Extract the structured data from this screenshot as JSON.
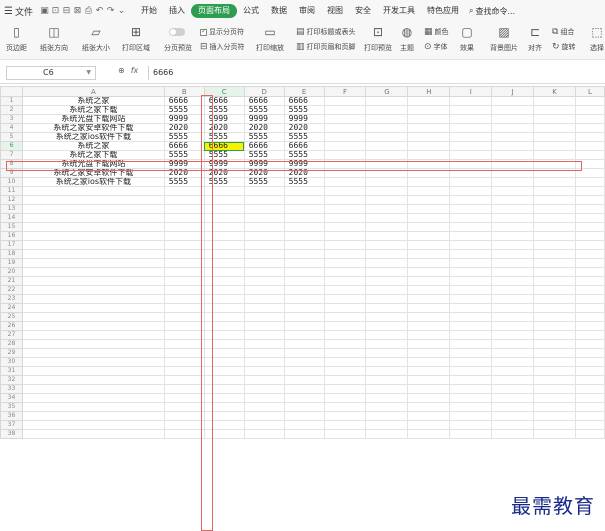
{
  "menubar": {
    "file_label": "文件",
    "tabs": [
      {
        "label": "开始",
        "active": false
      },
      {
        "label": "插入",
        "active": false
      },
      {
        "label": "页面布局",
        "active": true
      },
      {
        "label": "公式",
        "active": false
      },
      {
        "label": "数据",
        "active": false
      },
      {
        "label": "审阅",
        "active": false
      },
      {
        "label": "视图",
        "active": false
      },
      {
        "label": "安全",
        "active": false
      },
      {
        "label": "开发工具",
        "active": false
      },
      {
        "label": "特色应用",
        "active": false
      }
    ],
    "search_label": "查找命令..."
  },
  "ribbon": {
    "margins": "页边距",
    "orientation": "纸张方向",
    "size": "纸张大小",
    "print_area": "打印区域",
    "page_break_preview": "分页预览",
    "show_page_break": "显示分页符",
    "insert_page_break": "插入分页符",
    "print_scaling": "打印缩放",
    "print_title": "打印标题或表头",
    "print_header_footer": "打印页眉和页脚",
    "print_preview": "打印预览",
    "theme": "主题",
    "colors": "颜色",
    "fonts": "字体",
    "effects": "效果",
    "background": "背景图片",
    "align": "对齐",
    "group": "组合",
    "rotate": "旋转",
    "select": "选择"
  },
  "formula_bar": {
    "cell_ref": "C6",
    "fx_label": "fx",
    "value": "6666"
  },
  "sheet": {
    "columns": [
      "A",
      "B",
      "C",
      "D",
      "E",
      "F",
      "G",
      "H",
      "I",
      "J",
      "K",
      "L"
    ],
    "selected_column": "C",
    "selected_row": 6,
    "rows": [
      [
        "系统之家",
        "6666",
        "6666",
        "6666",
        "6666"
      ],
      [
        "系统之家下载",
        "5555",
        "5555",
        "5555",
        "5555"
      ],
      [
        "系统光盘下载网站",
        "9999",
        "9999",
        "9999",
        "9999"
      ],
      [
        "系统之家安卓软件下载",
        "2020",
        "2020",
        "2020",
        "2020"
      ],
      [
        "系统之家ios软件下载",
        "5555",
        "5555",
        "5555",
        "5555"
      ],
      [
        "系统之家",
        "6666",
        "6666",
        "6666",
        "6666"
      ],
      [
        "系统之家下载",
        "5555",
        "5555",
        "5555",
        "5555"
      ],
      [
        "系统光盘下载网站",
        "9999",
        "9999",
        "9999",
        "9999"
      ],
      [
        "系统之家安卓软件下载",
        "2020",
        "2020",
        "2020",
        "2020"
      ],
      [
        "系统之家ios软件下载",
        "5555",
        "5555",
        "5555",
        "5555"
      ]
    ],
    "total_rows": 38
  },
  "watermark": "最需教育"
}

...

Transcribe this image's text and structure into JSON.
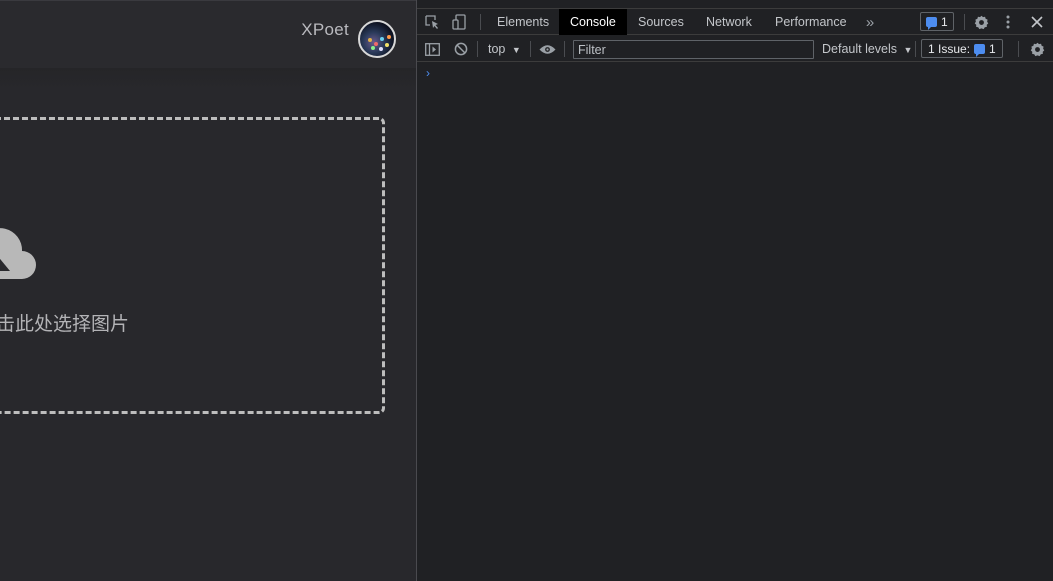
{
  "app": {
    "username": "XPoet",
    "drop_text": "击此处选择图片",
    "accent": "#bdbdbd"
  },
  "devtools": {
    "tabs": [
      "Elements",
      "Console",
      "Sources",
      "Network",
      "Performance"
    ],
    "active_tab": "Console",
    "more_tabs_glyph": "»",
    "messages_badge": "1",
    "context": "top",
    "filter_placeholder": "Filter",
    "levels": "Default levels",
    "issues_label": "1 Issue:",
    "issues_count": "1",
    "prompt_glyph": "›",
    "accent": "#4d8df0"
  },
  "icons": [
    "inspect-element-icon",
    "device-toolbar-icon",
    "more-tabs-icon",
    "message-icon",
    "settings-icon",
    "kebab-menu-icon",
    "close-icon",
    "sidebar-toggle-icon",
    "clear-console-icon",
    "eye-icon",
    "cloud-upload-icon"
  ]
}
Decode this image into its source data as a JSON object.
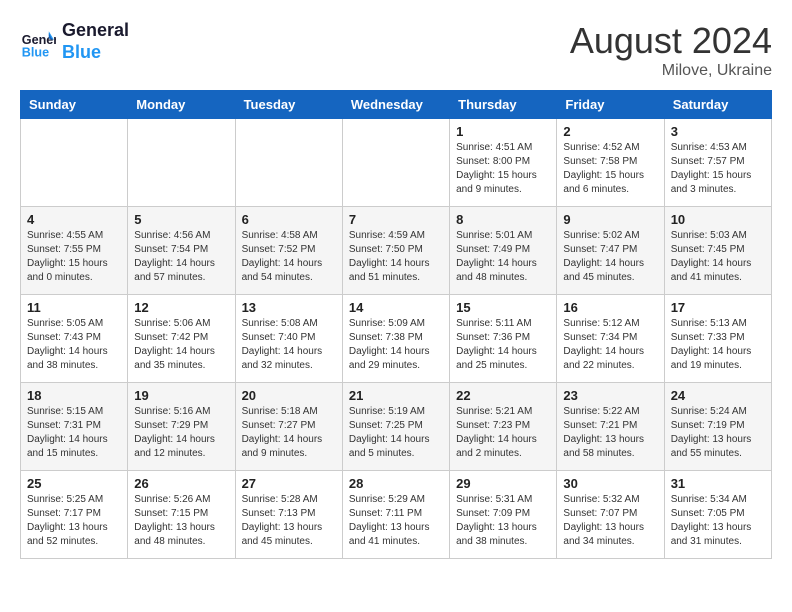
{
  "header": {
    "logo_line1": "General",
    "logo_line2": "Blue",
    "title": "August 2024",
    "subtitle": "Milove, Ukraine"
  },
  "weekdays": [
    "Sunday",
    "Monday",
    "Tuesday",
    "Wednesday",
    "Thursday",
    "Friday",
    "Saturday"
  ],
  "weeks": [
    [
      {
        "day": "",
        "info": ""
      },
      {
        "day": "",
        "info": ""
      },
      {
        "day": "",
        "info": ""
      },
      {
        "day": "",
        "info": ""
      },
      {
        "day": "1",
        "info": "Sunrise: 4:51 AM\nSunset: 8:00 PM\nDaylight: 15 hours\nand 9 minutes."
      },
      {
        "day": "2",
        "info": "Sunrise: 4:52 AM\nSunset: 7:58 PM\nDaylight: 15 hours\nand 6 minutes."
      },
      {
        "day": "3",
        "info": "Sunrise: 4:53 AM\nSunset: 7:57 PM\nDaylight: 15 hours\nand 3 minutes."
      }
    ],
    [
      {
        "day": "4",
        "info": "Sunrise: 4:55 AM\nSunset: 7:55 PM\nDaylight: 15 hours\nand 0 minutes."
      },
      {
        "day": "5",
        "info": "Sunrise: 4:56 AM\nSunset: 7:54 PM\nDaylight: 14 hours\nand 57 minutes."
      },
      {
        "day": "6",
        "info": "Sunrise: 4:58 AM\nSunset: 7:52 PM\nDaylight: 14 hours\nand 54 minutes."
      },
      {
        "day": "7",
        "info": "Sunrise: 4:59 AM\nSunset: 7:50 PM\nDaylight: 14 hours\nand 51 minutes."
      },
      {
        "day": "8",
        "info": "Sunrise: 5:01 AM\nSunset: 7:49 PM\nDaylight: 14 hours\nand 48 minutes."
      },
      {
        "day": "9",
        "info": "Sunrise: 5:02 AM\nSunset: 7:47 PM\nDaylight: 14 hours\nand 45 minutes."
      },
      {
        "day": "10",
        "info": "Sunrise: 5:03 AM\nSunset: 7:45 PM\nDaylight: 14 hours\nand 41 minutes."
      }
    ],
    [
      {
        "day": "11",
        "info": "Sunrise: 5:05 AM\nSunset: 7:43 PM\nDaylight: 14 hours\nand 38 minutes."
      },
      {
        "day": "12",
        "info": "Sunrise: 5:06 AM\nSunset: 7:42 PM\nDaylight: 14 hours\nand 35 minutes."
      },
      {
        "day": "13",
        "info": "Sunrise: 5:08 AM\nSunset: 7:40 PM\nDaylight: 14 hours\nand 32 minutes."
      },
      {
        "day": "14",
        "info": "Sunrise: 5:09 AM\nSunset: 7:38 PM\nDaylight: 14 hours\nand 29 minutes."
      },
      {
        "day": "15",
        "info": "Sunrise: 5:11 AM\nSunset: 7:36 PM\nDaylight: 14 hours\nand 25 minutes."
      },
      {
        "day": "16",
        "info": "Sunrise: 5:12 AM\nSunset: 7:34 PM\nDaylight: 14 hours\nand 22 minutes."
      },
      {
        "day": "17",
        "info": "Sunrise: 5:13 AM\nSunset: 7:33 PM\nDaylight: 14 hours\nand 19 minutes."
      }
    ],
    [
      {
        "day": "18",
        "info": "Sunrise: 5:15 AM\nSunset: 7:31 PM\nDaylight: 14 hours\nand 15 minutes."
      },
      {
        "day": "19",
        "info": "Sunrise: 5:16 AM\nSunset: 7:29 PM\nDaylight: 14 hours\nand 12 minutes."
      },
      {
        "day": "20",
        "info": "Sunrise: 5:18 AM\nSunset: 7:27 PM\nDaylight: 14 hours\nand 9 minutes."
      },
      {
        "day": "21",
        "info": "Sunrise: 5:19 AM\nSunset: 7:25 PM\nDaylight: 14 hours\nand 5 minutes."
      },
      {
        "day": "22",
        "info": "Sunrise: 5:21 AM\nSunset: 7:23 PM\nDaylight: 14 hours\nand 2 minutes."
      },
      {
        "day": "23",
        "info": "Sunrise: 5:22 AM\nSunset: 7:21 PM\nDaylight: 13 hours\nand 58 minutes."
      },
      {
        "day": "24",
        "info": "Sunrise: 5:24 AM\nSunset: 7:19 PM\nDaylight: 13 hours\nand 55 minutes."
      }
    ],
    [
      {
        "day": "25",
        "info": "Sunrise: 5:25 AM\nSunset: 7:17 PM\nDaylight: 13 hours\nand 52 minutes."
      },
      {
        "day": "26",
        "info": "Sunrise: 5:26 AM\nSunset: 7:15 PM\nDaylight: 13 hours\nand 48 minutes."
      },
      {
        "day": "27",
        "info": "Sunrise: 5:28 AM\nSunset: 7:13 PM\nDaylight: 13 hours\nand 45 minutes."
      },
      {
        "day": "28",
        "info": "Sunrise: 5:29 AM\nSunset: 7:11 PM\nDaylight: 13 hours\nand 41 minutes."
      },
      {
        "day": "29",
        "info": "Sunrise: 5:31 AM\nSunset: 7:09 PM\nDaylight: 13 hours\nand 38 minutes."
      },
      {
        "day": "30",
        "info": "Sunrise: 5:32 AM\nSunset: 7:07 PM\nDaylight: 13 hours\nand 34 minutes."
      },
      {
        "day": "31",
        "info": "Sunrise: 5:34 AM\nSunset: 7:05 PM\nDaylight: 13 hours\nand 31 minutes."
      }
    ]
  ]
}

--- INSTRUCTIONS TO FOLLOW ---
Find each line in the records holding the string "data" and show it.

--- ANSWER ---
Extract the structured data from this screenshot as JSON.
Decode this image into its source data as a JSON object.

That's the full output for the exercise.